- [Your task] Of the lines in the records that follow, how many include the word "take"? Answer with a bare number.

[Saved data entries]
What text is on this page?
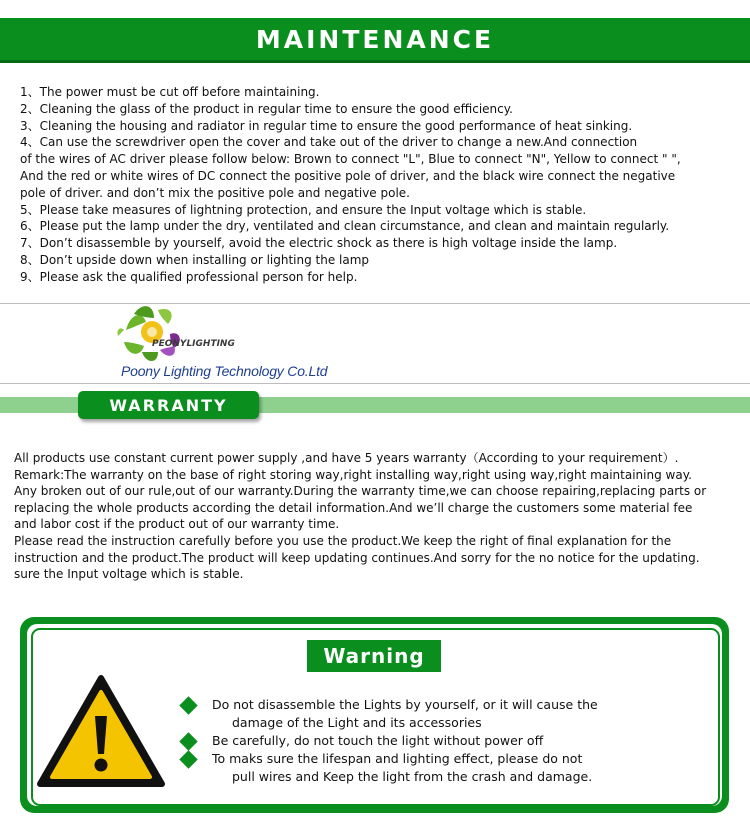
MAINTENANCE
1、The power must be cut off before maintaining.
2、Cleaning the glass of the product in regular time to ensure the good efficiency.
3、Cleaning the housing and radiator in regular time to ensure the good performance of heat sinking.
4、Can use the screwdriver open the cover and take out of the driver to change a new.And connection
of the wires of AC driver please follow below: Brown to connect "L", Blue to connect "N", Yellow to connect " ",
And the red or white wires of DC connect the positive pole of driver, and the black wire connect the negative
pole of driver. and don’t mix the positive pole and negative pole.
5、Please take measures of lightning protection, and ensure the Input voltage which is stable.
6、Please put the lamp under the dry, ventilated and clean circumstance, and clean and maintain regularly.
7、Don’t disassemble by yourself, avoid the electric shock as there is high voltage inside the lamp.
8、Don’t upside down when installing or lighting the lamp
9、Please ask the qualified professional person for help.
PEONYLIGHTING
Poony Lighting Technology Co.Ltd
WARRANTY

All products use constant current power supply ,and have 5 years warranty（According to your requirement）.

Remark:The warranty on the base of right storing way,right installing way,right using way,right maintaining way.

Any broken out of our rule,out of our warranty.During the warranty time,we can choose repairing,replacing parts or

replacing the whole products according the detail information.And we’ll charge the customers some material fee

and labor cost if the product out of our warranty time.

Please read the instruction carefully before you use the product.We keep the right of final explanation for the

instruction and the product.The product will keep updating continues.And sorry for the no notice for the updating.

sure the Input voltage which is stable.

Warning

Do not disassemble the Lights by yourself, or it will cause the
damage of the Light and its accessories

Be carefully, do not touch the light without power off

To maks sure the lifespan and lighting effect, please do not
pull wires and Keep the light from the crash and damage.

* * *

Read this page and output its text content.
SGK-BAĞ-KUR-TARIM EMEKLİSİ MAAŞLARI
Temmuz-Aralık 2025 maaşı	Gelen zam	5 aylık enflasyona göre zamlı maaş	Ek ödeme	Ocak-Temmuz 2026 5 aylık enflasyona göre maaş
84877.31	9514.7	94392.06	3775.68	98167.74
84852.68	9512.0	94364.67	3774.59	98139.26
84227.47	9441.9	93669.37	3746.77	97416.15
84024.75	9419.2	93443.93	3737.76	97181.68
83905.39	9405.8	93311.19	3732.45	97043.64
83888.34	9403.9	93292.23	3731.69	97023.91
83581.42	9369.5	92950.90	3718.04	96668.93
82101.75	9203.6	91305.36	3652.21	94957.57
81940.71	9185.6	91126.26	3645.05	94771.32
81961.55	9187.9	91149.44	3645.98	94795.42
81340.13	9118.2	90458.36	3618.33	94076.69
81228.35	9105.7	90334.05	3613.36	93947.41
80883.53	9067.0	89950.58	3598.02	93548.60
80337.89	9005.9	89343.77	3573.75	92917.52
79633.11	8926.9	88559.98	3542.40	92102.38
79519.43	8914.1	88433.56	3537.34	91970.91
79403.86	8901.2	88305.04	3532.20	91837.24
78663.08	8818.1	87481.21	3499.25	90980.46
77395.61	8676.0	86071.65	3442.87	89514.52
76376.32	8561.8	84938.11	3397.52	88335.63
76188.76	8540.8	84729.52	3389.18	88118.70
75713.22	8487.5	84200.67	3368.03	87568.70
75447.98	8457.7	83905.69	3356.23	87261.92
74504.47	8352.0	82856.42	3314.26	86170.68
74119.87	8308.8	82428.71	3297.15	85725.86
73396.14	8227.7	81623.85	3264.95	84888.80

- [Written answer] 2